#### [Exercise goal]
Copy all lines below exactly as written. Leave pictures out.

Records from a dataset
····················
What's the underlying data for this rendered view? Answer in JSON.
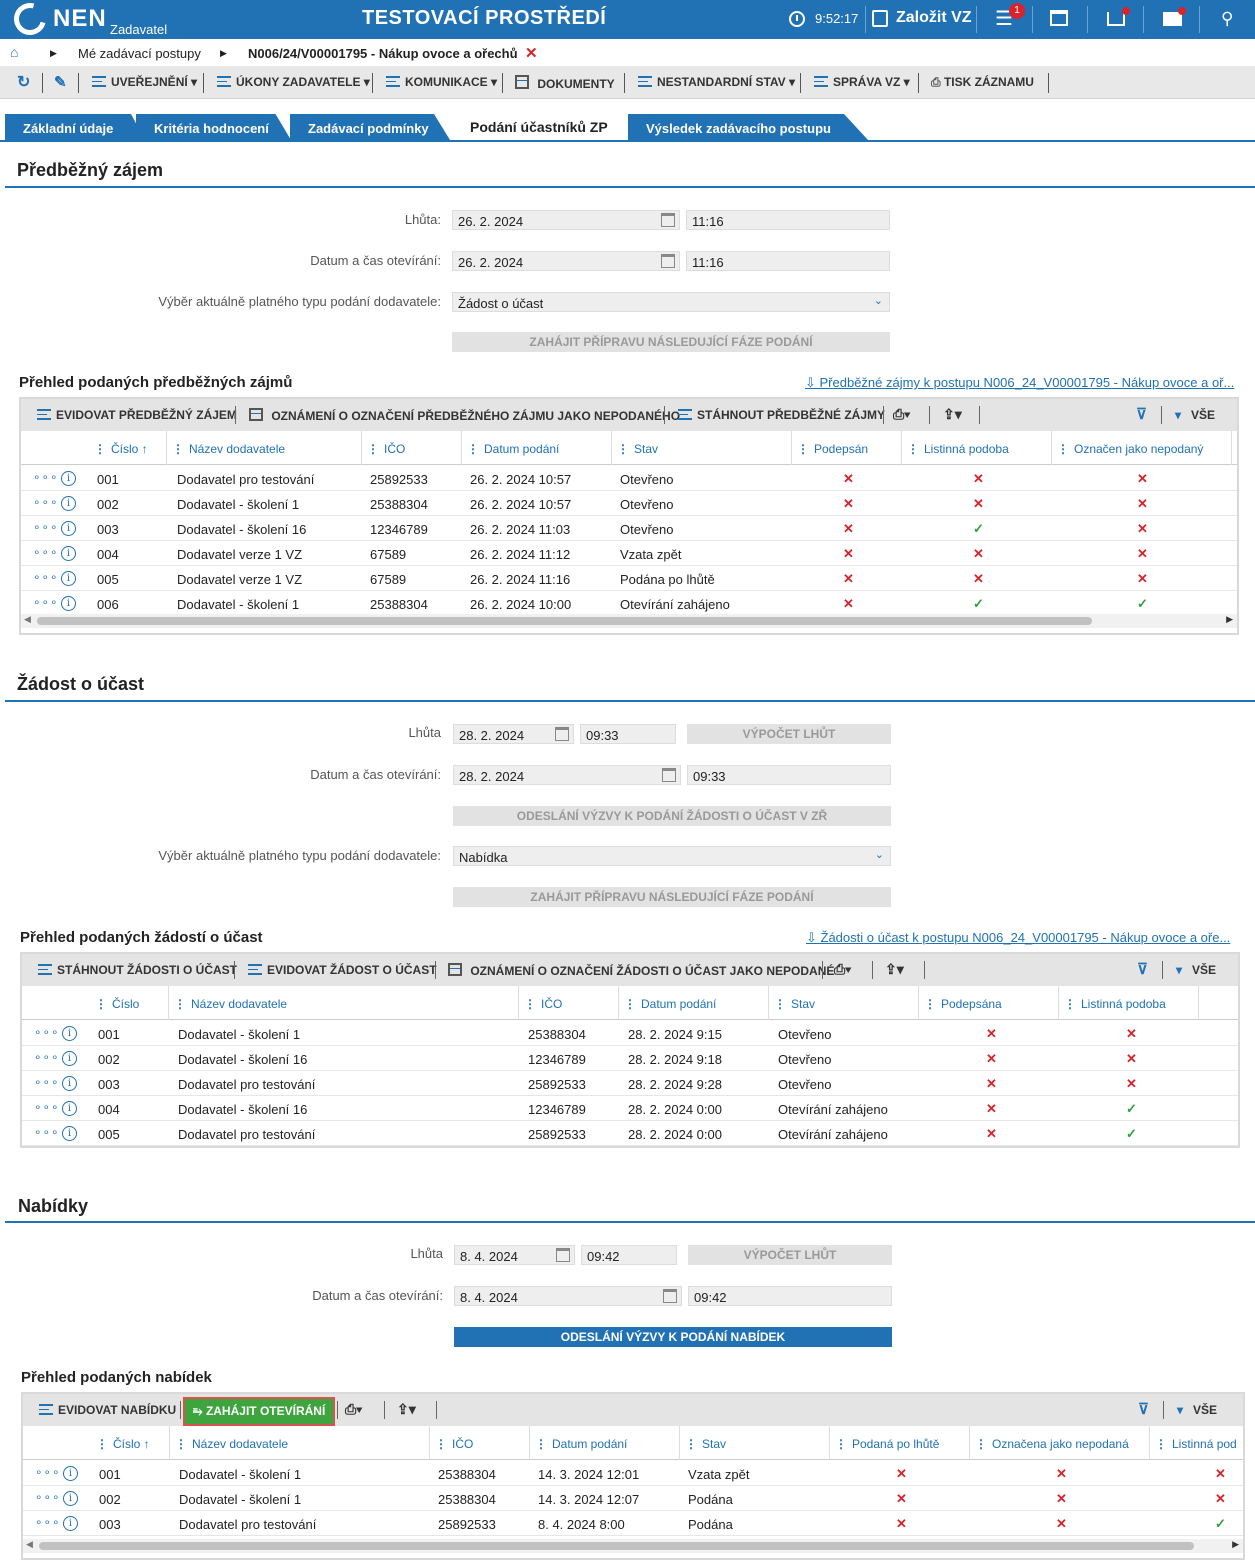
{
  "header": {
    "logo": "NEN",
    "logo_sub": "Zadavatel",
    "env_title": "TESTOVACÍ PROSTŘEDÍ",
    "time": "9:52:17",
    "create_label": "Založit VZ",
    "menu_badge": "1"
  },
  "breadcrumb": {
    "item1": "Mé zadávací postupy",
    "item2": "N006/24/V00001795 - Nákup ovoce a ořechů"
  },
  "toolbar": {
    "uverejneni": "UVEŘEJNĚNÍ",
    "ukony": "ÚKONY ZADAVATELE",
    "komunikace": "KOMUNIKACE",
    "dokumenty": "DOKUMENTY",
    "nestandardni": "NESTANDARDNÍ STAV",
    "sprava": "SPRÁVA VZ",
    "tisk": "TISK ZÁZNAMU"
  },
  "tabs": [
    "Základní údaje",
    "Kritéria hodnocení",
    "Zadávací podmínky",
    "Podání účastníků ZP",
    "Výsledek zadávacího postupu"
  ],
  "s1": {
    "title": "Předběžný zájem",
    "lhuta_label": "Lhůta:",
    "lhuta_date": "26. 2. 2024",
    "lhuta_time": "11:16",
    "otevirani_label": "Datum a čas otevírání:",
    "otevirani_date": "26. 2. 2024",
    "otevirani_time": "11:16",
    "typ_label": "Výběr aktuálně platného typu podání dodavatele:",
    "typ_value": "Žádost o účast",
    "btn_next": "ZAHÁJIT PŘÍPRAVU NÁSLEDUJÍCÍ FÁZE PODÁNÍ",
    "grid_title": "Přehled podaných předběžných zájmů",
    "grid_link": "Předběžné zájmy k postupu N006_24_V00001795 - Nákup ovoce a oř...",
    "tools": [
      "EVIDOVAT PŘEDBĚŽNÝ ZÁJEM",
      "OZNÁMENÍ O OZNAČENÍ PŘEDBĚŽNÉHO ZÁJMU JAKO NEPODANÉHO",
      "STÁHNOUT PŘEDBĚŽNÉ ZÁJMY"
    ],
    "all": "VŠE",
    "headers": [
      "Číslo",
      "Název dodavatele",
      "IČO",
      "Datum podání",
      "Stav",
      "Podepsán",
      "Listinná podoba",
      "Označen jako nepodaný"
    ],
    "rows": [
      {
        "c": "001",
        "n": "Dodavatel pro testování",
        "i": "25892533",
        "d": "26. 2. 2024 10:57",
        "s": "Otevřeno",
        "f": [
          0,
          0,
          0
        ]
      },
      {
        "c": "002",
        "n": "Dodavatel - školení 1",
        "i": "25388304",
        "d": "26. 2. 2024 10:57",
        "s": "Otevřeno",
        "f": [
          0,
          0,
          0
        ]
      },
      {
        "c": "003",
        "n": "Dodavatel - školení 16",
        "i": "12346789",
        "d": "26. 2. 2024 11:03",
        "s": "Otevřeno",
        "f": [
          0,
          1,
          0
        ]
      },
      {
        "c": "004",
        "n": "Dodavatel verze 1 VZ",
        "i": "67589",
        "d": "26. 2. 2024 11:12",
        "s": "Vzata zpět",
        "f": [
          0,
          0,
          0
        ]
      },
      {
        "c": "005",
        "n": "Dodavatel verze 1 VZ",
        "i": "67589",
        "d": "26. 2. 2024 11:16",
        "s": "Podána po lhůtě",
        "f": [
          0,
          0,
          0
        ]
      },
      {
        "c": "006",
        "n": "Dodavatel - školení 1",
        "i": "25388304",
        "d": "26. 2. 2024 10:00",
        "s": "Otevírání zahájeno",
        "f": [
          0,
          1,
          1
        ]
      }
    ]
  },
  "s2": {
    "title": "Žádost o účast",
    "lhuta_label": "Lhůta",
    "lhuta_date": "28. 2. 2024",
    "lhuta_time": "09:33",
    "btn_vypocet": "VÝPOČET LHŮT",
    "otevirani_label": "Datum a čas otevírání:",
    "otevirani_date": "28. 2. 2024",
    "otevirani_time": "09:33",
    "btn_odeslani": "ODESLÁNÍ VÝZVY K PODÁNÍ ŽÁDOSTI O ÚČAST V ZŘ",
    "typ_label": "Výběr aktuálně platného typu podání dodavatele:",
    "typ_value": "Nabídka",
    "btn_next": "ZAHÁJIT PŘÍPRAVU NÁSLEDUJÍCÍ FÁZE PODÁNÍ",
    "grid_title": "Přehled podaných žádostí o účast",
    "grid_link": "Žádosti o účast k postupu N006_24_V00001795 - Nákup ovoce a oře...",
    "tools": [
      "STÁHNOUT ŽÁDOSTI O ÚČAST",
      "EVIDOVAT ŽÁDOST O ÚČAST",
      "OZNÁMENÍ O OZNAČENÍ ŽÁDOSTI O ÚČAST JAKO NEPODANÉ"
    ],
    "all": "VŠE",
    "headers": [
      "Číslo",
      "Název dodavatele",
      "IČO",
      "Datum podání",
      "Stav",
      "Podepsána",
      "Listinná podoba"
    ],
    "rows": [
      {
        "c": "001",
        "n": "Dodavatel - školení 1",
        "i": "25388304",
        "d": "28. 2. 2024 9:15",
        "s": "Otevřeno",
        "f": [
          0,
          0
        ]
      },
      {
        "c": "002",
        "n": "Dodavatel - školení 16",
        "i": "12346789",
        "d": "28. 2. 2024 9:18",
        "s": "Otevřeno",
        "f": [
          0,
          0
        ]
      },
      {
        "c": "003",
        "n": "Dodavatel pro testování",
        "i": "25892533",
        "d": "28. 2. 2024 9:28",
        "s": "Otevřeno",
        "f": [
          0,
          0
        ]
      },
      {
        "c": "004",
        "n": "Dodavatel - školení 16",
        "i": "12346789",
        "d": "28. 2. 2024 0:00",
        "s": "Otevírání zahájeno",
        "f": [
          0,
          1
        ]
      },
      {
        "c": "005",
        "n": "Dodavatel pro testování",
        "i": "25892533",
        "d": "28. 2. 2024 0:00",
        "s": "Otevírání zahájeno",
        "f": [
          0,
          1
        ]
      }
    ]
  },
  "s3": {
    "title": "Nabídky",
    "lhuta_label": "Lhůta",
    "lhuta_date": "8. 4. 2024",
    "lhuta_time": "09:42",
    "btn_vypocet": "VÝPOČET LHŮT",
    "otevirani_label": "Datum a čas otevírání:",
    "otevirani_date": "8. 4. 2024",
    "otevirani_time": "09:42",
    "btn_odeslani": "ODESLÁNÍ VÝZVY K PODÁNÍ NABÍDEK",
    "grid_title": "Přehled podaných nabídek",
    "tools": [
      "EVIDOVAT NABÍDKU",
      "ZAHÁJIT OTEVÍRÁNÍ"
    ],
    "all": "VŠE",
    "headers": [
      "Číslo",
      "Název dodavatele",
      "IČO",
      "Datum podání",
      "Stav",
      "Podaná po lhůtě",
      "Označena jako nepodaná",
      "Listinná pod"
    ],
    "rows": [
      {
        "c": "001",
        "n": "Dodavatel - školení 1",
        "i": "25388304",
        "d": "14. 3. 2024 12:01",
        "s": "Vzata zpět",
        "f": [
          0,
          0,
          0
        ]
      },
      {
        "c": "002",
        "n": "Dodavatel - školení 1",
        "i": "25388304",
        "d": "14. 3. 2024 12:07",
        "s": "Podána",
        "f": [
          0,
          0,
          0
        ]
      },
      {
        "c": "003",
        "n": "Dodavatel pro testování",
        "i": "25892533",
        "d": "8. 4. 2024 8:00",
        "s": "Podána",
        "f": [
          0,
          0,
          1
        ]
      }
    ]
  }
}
····················
#### [Exercise result]
What's the underlying data for this rendered view? Answer in JSON.
{
  "header": {
    "logo": "NEN",
    "logo_sub": "Zadavatel",
    "env_title": "TESTOVACÍ PROSTŘEDÍ",
    "time": "9:52:17",
    "create_label": "Založit VZ",
    "menu_badge": "1"
  },
  "breadcrumb": {
    "item1": "Mé zadávací postupy",
    "item2": "N006/24/V00001795 - Nákup ovoce a ořechů"
  },
  "toolbar": {
    "uverejneni": "UVEŘEJNĚNÍ",
    "ukony": "ÚKONY ZADAVATELE",
    "komunikace": "KOMUNIKACE",
    "dokumenty": "DOKUMENTY",
    "nestandardni": "NESTANDARDNÍ STAV",
    "sprava": "SPRÁVA VZ",
    "tisk": "TISK ZÁZNAMU"
  },
  "tabs": [
    "Základní údaje",
    "Kritéria hodnocení",
    "Zadávací podmínky",
    "Podání účastníků ZP",
    "Výsledek zadávacího postupu"
  ],
  "s1": {
    "title": "Předběžný zájem",
    "lhuta_label": "Lhůta:",
    "lhuta_date": "26. 2. 2024",
    "lhuta_time": "11:16",
    "otevirani_label": "Datum a čas otevírání:",
    "otevirani_date": "26. 2. 2024",
    "otevirani_time": "11:16",
    "typ_label": "Výběr aktuálně platného typu podání dodavatele:",
    "typ_value": "Žádost o účast",
    "btn_next": "ZAHÁJIT PŘÍPRAVU NÁSLEDUJÍCÍ FÁZE PODÁNÍ",
    "grid_title": "Přehled podaných předběžných zájmů",
    "grid_link": "Předběžné zájmy k postupu N006_24_V00001795 - Nákup ovoce a oř...",
    "tools": [
      "EVIDOVAT PŘEDBĚŽNÝ ZÁJEM",
      "OZNÁMENÍ O OZNAČENÍ PŘEDBĚŽNÉHO ZÁJMU JAKO NEPODANÉHO",
      "STÁHNOUT PŘEDBĚŽNÉ ZÁJMY"
    ],
    "all": "VŠE",
    "headers": [
      "Číslo",
      "Název dodavatele",
      "IČO",
      "Datum podání",
      "Stav",
      "Podepsán",
      "Listinná podoba",
      "Označen jako nepodaný"
    ],
    "rows": [
      {
        "c": "001",
        "n": "Dodavatel pro testování",
        "i": "25892533",
        "d": "26. 2. 2024 10:57",
        "s": "Otevřeno",
        "f": [
          0,
          0,
          0
        ]
      },
      {
        "c": "002",
        "n": "Dodavatel - školení 1",
        "i": "25388304",
        "d": "26. 2. 2024 10:57",
        "s": "Otevřeno",
        "f": [
          0,
          0,
          0
        ]
      },
      {
        "c": "003",
        "n": "Dodavatel - školení 16",
        "i": "12346789",
        "d": "26. 2. 2024 11:03",
        "s": "Otevřeno",
        "f": [
          0,
          1,
          0
        ]
      },
      {
        "c": "004",
        "n": "Dodavatel verze 1 VZ",
        "i": "67589",
        "d": "26. 2. 2024 11:12",
        "s": "Vzata zpět",
        "f": [
          0,
          0,
          0
        ]
      },
      {
        "c": "005",
        "n": "Dodavatel verze 1 VZ",
        "i": "67589",
        "d": "26. 2. 2024 11:16",
        "s": "Podána po lhůtě",
        "f": [
          0,
          0,
          0
        ]
      },
      {
        "c": "006",
        "n": "Dodavatel - školení 1",
        "i": "25388304",
        "d": "26. 2. 2024 10:00",
        "s": "Otevírání zahájeno",
        "f": [
          0,
          1,
          1
        ]
      }
    ]
  },
  "s2": {
    "title": "Žádost o účast",
    "lhuta_label": "Lhůta",
    "lhuta_date": "28. 2. 2024",
    "lhuta_time": "09:33",
    "btn_vypocet": "VÝPOČET LHŮT",
    "otevirani_label": "Datum a čas otevírání:",
    "otevirani_date": "28. 2. 2024",
    "otevirani_time": "09:33",
    "btn_odeslani": "ODESLÁNÍ VÝZVY K PODÁNÍ ŽÁDOSTI O ÚČAST V ZŘ",
    "typ_label": "Výběr aktuálně platného typu podání dodavatele:",
    "typ_value": "Nabídka",
    "btn_next": "ZAHÁJIT PŘÍPRAVU NÁSLEDUJÍCÍ FÁZE PODÁNÍ",
    "grid_title": "Přehled podaných žádostí o účast",
    "grid_link": "Žádosti o účast k postupu N006_24_V00001795 - Nákup ovoce a oře...",
    "tools": [
      "STÁHNOUT ŽÁDOSTI O ÚČAST",
      "EVIDOVAT ŽÁDOST O ÚČAST",
      "OZNÁMENÍ O OZNAČENÍ ŽÁDOSTI O ÚČAST JAKO NEPODANÉ"
    ],
    "all": "VŠE",
    "headers": [
      "Číslo",
      "Název dodavatele",
      "IČO",
      "Datum podání",
      "Stav",
      "Podepsána",
      "Listinná podoba"
    ],
    "rows": [
      {
        "c": "001",
        "n": "Dodavatel - školení 1",
        "i": "25388304",
        "d": "28. 2. 2024 9:15",
        "s": "Otevřeno",
        "f": [
          0,
          0
        ]
      },
      {
        "c": "002",
        "n": "Dodavatel - školení 16",
        "i": "12346789",
        "d": "28. 2. 2024 9:18",
        "s": "Otevřeno",
        "f": [
          0,
          0
        ]
      },
      {
        "c": "003",
        "n": "Dodavatel pro testování",
        "i": "25892533",
        "d": "28. 2. 2024 9:28",
        "s": "Otevřeno",
        "f": [
          0,
          0
        ]
      },
      {
        "c": "004",
        "n": "Dodavatel - školení 16",
        "i": "12346789",
        "d": "28. 2. 2024 0:00",
        "s": "Otevírání zahájeno",
        "f": [
          0,
          1
        ]
      },
      {
        "c": "005",
        "n": "Dodavatel pro testování",
        "i": "25892533",
        "d": "28. 2. 2024 0:00",
        "s": "Otevírání zahájeno",
        "f": [
          0,
          1
        ]
      }
    ]
  },
  "s3": {
    "title": "Nabídky",
    "lhuta_label": "Lhůta",
    "lhuta_date": "8. 4. 2024",
    "lhuta_time": "09:42",
    "btn_vypocet": "VÝPOČET LHŮT",
    "otevirani_label": "Datum a čas otevírání:",
    "otevirani_date": "8. 4. 2024",
    "otevirani_time": "09:42",
    "btn_odeslani": "ODESLÁNÍ VÝZVY K PODÁNÍ NABÍDEK",
    "grid_title": "Přehled podaných nabídek",
    "tools": [
      "EVIDOVAT NABÍDKU",
      "ZAHÁJIT OTEVÍRÁNÍ"
    ],
    "all": "VŠE",
    "headers": [
      "Číslo",
      "Název dodavatele",
      "IČO",
      "Datum podání",
      "Stav",
      "Podaná po lhůtě",
      "Označena jako nepodaná",
      "Listinná pod"
    ],
    "rows": [
      {
        "c": "001",
        "n": "Dodavatel - školení 1",
        "i": "25388304",
        "d": "14. 3. 2024 12:01",
        "s": "Vzata zpět",
        "f": [
          0,
          0,
          0
        ]
      },
      {
        "c": "002",
        "n": "Dodavatel - školení 1",
        "i": "25388304",
        "d": "14. 3. 2024 12:07",
        "s": "Podána",
        "f": [
          0,
          0,
          0
        ]
      },
      {
        "c": "003",
        "n": "Dodavatel pro testování",
        "i": "25892533",
        "d": "8. 4. 2024 8:00",
        "s": "Podána",
        "f": [
          0,
          0,
          1
        ]
      }
    ]
  }
}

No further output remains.